--- Exercise instructions ---
Transcribe the records in full, keeping every character as it is.

►

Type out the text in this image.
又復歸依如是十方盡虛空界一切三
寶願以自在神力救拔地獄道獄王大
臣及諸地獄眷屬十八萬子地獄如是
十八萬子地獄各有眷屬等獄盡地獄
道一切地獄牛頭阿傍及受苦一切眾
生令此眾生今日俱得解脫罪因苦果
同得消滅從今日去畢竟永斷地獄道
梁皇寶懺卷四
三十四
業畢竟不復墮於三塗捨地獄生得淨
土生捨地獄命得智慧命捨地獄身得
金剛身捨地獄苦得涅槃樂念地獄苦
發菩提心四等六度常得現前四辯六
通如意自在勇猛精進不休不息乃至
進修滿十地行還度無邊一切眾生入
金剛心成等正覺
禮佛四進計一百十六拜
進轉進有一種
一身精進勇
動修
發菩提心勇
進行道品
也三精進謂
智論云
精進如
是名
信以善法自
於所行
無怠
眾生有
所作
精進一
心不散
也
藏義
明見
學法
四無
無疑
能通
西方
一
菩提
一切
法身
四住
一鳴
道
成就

◄

--- Finished answer ---
Type out the text in this image.
又復歸依如是十方盡虛空界一切三
寶願以自在神力救拔地獄道獄王大
臣及諸地獄眷屬十八萬子地獄如是
十八萬子地獄各有眷屬等獄盡地獄
道一切地獄牛頭阿傍及受苦一切眾
生令此眾生今日俱得解脫罪因苦果
同得消滅從今日去畢竟永斷地獄道
梁皇寶懺卷四
三十四
業畢竟不復墮於三塗捨地獄生得淨
土生捨地獄命得智慧命捨地獄身得
金剛身捨地獄苦得涅槃樂念地獄苦
發菩提心四等六度常得現前四辯六
通如意自在勇猛精進不休不息乃至
進修滿十地行還度無邊一切眾生入
金剛心成等正覺
禮佛四進計一百十六拜
進轉進有一種
一身精進勇
動修
發菩提心勇
進行道品
也三精進謂
智論云
精進如
是名
信以善法自
於所行
無怠
眾生有
所作
精進一
心不散
也
藏義
明見
學法
四無
無疑
能通
西方
一
菩提
一切
法身
四住
一鳴
道
成就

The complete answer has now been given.